Start of Given data
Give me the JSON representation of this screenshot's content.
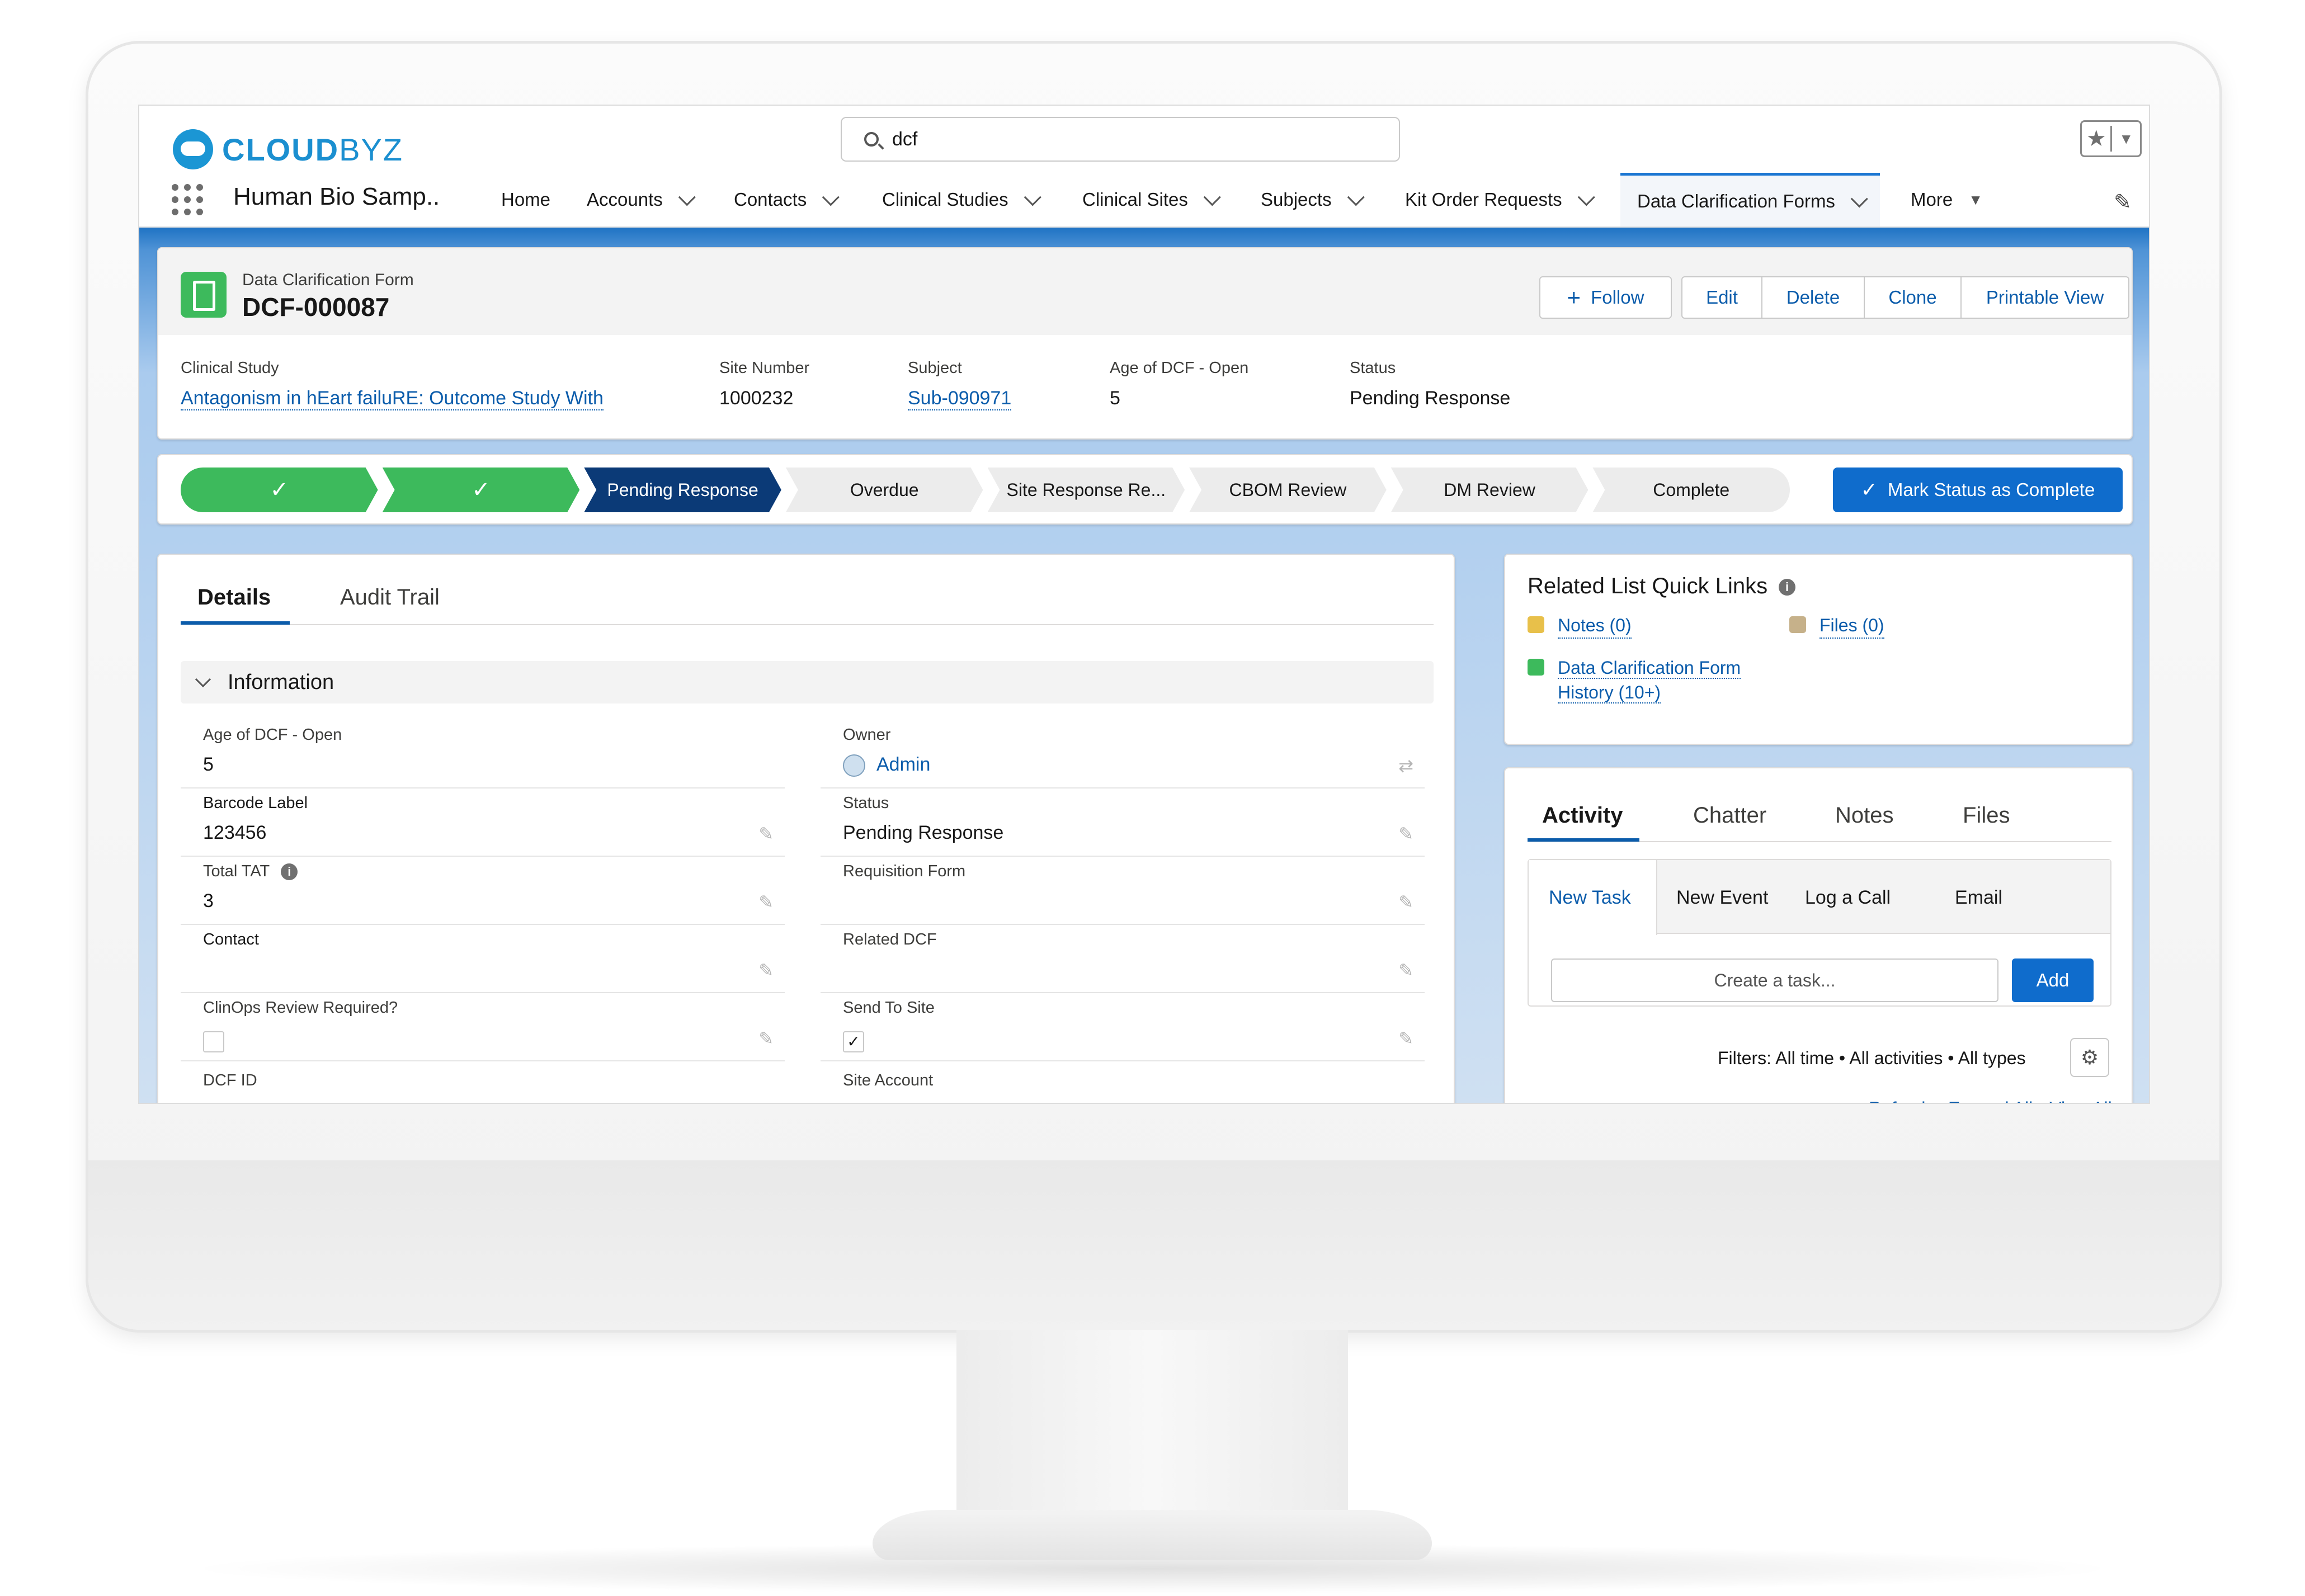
{
  "header": {
    "logo_bold": "CLOUD",
    "logo_light": "BYZ",
    "search_value": "dcf",
    "app_name": "Human Bio Samp..",
    "icons": {
      "favorites": "star-icon",
      "add": "plus-icon",
      "help": "question-icon",
      "setup": "gear-icon",
      "notifications": "bell-icon",
      "user": "avatar-icon"
    }
  },
  "nav": {
    "tabs": [
      {
        "label": "Home"
      },
      {
        "label": "Accounts"
      },
      {
        "label": "Contacts"
      },
      {
        "label": "Clinical Studies"
      },
      {
        "label": "Clinical Sites"
      },
      {
        "label": "Subjects"
      },
      {
        "label": "Kit Order Requests"
      },
      {
        "label": "Data Clarification Forms"
      },
      {
        "label": "More"
      }
    ],
    "active_tab": "Data Clarification Forms"
  },
  "record": {
    "object_label": "Data Clarification Form",
    "name": "DCF-000087",
    "actions": {
      "follow": "Follow",
      "edit": "Edit",
      "delete": "Delete",
      "clone": "Clone",
      "printable": "Printable View"
    },
    "highlights": {
      "study_label": "Clinical Study",
      "study_value": "Antagonism in hEart failuRE: Outcome Study With",
      "site_label": "Site Number",
      "site_value": "1000232",
      "subject_label": "Subject",
      "subject_value": "Sub-090971",
      "age_label": "Age of DCF - Open",
      "age_value": "5",
      "status_label": "Status",
      "status_value": "Pending Response"
    }
  },
  "path": {
    "steps": [
      "✓",
      "✓",
      "Pending Response",
      "Overdue",
      "Site Response Re...",
      "CBOM Review",
      "DM Review",
      "Complete"
    ],
    "current_index": 2,
    "mark_button": "Mark Status as Complete"
  },
  "details": {
    "tabs": {
      "details": "Details",
      "audit": "Audit Trail"
    },
    "section": "Information",
    "fields": {
      "age_label": "Age of DCF - Open",
      "age_value": "5",
      "owner_label": "Owner",
      "owner_value": "Admin",
      "barcode_label": "Barcode Label",
      "barcode_value": "123456",
      "status_label": "Status",
      "status_value": "Pending Response",
      "tat_label": "Total TAT",
      "tat_value": "3",
      "req_label": "Requisition Form",
      "req_value": "",
      "contact_label": "Contact",
      "contact_value": "",
      "related_label": "Related DCF",
      "related_value": "",
      "clinops_label": "ClinOps Review Required?",
      "clinops_checked": false,
      "send_label": "Send To Site",
      "send_checked": true,
      "dcfid_label": "DCF ID",
      "siteacct_label": "Site Account"
    }
  },
  "quick_links": {
    "title": "Related List Quick Links",
    "notes": "Notes (0)",
    "files": "Files (0)",
    "history_line1": "Data Clarification Form",
    "history_line2": "History (10+)",
    "colors": {
      "notes": "#e8c04a",
      "files": "#c6b18a",
      "history": "#3dba5c"
    }
  },
  "activity": {
    "tabs": {
      "activity": "Activity",
      "chatter": "Chatter",
      "notes": "Notes",
      "files": "Files"
    },
    "subtabs": {
      "task": "New Task",
      "event": "New Event",
      "call": "Log a Call",
      "email": "Email"
    },
    "task_placeholder": "Create a task...",
    "add_label": "Add",
    "filters": "Filters: All time • All activities • All types",
    "links": {
      "refresh": "Refresh",
      "expand": "Expand All",
      "view": "View All"
    }
  }
}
End of Given data
Identify the lines above with the word "Complete". Copy them.

      "Complete"
    "mark_button": "Mark Status as Complete"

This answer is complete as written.